══ RECORDS SHOWN

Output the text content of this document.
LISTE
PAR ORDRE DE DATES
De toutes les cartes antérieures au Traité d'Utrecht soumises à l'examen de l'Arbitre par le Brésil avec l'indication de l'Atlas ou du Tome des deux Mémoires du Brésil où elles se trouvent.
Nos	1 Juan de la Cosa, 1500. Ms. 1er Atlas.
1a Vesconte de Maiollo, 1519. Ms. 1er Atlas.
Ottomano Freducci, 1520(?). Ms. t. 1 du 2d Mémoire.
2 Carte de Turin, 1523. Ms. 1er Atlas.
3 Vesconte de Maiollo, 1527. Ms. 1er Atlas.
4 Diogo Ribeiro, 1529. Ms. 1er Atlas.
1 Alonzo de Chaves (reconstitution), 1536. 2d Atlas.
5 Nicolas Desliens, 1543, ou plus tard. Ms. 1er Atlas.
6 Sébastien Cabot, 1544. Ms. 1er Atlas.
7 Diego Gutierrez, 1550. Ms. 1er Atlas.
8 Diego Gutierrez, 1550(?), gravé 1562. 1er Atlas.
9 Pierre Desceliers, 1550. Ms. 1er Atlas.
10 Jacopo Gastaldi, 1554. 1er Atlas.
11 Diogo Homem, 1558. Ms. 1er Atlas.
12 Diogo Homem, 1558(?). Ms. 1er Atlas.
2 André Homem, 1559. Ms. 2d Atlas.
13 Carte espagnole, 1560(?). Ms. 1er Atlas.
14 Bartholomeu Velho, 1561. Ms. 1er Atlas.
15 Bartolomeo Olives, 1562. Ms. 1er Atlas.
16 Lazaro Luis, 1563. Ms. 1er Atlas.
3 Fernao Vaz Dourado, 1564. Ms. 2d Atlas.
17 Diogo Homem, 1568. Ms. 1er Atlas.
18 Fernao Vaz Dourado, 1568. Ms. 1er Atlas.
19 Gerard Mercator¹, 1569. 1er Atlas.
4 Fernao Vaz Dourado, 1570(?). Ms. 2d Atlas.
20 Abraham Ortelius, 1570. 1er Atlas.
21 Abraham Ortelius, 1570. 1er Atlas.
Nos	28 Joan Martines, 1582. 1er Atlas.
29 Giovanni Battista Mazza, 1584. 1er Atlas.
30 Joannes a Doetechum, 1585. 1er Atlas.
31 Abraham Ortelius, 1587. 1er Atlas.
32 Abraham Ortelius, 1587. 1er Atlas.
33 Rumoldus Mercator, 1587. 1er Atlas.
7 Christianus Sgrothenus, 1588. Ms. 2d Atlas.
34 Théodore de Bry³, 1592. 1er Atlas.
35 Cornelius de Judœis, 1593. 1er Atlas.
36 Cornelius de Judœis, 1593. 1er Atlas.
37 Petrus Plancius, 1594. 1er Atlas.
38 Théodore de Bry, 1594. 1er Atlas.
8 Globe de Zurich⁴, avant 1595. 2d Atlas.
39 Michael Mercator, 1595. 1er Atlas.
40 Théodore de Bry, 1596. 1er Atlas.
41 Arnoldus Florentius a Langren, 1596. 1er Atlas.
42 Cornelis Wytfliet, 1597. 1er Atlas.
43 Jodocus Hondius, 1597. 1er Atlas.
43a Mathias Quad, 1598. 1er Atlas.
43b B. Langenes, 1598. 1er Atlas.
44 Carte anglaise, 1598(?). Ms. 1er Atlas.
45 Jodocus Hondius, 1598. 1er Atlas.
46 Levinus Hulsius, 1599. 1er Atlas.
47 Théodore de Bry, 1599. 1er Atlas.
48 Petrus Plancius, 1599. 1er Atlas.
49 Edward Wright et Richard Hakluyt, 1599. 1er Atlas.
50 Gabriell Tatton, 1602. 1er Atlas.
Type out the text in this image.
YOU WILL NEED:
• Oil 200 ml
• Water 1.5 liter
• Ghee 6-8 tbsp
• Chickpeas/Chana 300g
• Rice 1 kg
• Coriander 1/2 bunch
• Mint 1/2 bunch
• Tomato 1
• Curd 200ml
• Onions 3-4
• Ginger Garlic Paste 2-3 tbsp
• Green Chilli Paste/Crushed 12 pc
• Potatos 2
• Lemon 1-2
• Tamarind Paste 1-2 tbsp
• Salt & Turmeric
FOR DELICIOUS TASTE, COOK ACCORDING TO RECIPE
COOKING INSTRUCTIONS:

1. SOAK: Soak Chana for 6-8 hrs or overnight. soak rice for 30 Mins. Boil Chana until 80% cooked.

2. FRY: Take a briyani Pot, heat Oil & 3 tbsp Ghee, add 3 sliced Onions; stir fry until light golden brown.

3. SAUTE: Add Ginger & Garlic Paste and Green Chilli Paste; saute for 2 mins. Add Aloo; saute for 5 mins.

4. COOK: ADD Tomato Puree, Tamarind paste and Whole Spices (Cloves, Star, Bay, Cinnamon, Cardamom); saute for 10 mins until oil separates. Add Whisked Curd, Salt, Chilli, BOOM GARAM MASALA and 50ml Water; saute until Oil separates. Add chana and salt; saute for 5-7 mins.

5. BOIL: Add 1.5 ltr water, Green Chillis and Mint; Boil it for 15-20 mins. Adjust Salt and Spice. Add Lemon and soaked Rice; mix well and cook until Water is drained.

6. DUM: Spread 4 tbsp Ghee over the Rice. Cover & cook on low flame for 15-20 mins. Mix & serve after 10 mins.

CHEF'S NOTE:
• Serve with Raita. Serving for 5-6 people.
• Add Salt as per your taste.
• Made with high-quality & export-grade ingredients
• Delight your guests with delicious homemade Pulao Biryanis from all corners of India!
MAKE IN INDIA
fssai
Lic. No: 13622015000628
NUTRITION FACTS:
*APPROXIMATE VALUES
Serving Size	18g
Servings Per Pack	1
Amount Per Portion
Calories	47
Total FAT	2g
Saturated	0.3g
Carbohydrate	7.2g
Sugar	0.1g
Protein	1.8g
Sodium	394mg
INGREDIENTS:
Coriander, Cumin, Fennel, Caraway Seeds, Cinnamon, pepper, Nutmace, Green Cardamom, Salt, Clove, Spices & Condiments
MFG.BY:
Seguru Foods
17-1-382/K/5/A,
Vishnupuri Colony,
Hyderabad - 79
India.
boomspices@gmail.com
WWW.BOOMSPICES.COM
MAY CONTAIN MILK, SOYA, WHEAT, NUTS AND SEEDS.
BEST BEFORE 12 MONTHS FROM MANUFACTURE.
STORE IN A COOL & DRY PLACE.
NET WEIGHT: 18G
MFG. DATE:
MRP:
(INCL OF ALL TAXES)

════

◆ TASK: Exactly reproduce every line found in the records.

◆ REPLY:
Output the text content of this document.
LISTE
PAR ORDRE DE DATES
De toutes les cartes antérieures au Traité d'Utrecht soumises à l'examen de l'Arbitre par le Brésil avec l'indication de l'Atlas ou du Tome des deux Mémoires du Brésil où elles se trouvent.
Nos	1 Juan de la Cosa, 1500. Ms. 1er Atlas.
1a Vesconte de Maiollo, 1519. Ms. 1er Atlas.
Ottomano Freducci, 1520(?). Ms. t. 1 du 2d Mémoire.
2 Carte de Turin, 1523. Ms. 1er Atlas.
3 Vesconte de Maiollo, 1527. Ms. 1er Atlas.
4 Diogo Ribeiro, 1529. Ms. 1er Atlas.
1 Alonzo de Chaves (reconstitution), 1536. 2d Atlas.
5 Nicolas Desliens, 1543, ou plus tard. Ms. 1er Atlas.
6 Sébastien Cabot, 1544. Ms. 1er Atlas.
7 Diego Gutierrez, 1550. Ms. 1er Atlas.
8 Diego Gutierrez, 1550(?), gravé 1562. 1er Atlas.
9 Pierre Desceliers, 1550. Ms. 1er Atlas.
10 Jacopo Gastaldi, 1554. 1er Atlas.
11 Diogo Homem, 1558. Ms. 1er Atlas.
12 Diogo Homem, 1558(?). Ms. 1er Atlas.
2 André Homem, 1559. Ms. 2d Atlas.
13 Carte espagnole, 1560(?). Ms. 1er Atlas.
14 Bartholomeu Velho, 1561. Ms. 1er Atlas.
15 Bartolomeo Olives, 1562. Ms. 1er Atlas.
16 Lazaro Luis, 1563. Ms. 1er Atlas.
3 Fernao Vaz Dourado, 1564. Ms. 2d Atlas.
17 Diogo Homem, 1568. Ms. 1er Atlas.
18 Fernao Vaz Dourado, 1568. Ms. 1er Atlas.
19 Gerard Mercator¹, 1569. 1er Atlas.
4 Fernao Vaz Dourado, 1570(?). Ms. 2d Atlas.
20 Abraham Ortelius, 1570. 1er Atlas.
21 Abraham Ortelius, 1570. 1er Atlas.
Nos	28 Joan Martines, 1582. 1er Atlas.
29 Giovanni Battista Mazza, 1584. 1er Atlas.
30 Joannes a Doetechum, 1585. 1er Atlas.
31 Abraham Ortelius, 1587. 1er Atlas.
32 Abraham Ortelius, 1587. 1er Atlas.
33 Rumoldus Mercator, 1587. 1er Atlas.
7 Christianus Sgrothenus, 1588. Ms. 2d Atlas.
34 Théodore de Bry³, 1592. 1er Atlas.
35 Cornelius de Judœis, 1593. 1er Atlas.
36 Cornelius de Judœis, 1593. 1er Atlas.
37 Petrus Plancius, 1594. 1er Atlas.
38 Théodore de Bry, 1594. 1er Atlas.
8 Globe de Zurich⁴, avant 1595. 2d Atlas.
39 Michael Mercator, 1595. 1er Atlas.
40 Théodore de Bry, 1596. 1er Atlas.
41 Arnoldus Florentius a Langren, 1596. 1er Atlas.
42 Cornelis Wytfliet, 1597. 1er Atlas.
43 Jodocus Hondius, 1597. 1er Atlas.
43a Mathias Quad, 1598. 1er Atlas.
43b B. Langenes, 1598. 1er Atlas.
44 Carte anglaise, 1598(?). Ms. 1er Atlas.
45 Jodocus Hondius, 1598. 1er Atlas.
46 Levinus Hulsius, 1599. 1er Atlas.
47 Théodore de Bry, 1599. 1er Atlas.
48 Petrus Plancius, 1599. 1er Atlas.
49 Edward Wright et Richard Hakluyt, 1599. 1er Atlas.
50 Gabriell Tatton, 1602. 1er Atlas.
Type out the text in this image.
YOU WILL NEED:
• Oil 200 ml
• Water 1.5 liter
• Ghee 6-8 tbsp
• Chickpeas/Chana 300g
• Rice 1 kg
• Coriander 1/2 bunch
• Mint 1/2 bunch
• Tomato 1
• Curd 200ml
• Onions 3-4
• Ginger Garlic Paste 2-3 tbsp
• Green Chilli Paste/Crushed 12 pc
• Potatos 2
• Lemon 1-2
• Tamarind Paste 1-2 tbsp
• Salt & Turmeric
FOR DELICIOUS TASTE, COOK ACCORDING TO RECIPE
COOKING INSTRUCTIONS:

1. SOAK: Soak Chana for 6-8 hrs or overnight. soak rice for 30 Mins. Boil Chana until 80% cooked.

2. FRY: Take a briyani Pot, heat Oil & 3 tbsp Ghee, add 3 sliced Onions; stir fry until light golden brown.

3. SAUTE: Add Ginger & Garlic Paste and Green Chilli Paste; saute for 2 mins. Add Aloo; saute for 5 mins.

4. COOK: ADD Tomato Puree, Tamarind paste and Whole Spices (Cloves, Star, Bay, Cinnamon, Cardamom); saute for 10 mins until oil separates. Add Whisked Curd, Salt, Chilli, BOOM GARAM MASALA and 50ml Water; saute until Oil separates. Add chana and salt; saute for 5-7 mins.

5. BOIL: Add 1.5 ltr water, Green Chillis and Mint; Boil it for 15-20 mins. Adjust Salt and Spice. Add Lemon and soaked Rice; mix well and cook until Water is drained.

6. DUM: Spread 4 tbsp Ghee over the Rice. Cover & cook on low flame for 15-20 mins. Mix & serve after 10 mins.

CHEF'S NOTE:
• Serve with Raita. Serving for 5-6 people.
• Add Salt as per your taste.
• Made with high-quality & export-grade ingredients
• Delight your guests with delicious homemade Pulao Biryanis from all corners of India!
MAKE IN INDIA
fssai
Lic. No: 13622015000628
NUTRITION FACTS:
*APPROXIMATE VALUES
Serving Size	18g
Servings Per Pack	1
Amount Per Portion
Calories	47
Total FAT	2g
Saturated	0.3g
Carbohydrate	7.2g
Sugar	0.1g
Protein	1.8g
Sodium	394mg
INGREDIENTS:
Coriander, Cumin, Fennel, Caraway Seeds, Cinnamon, pepper, Nutmace, Green Cardamom, Salt, Clove, Spices & Condiments
MFG.BY:
Seguru Foods
17-1-382/K/5/A,
Vishnupuri Colony,
Hyderabad - 79
India.
boomspices@gmail.com
WWW.BOOMSPICES.COM
MAY CONTAIN MILK, SOYA, WHEAT, NUTS AND SEEDS.
BEST BEFORE 12 MONTHS FROM MANUFACTURE.
STORE IN A COOL & DRY PLACE.
NET WEIGHT: 18G
MFG. DATE:
MRP:
(INCL OF ALL TAXES)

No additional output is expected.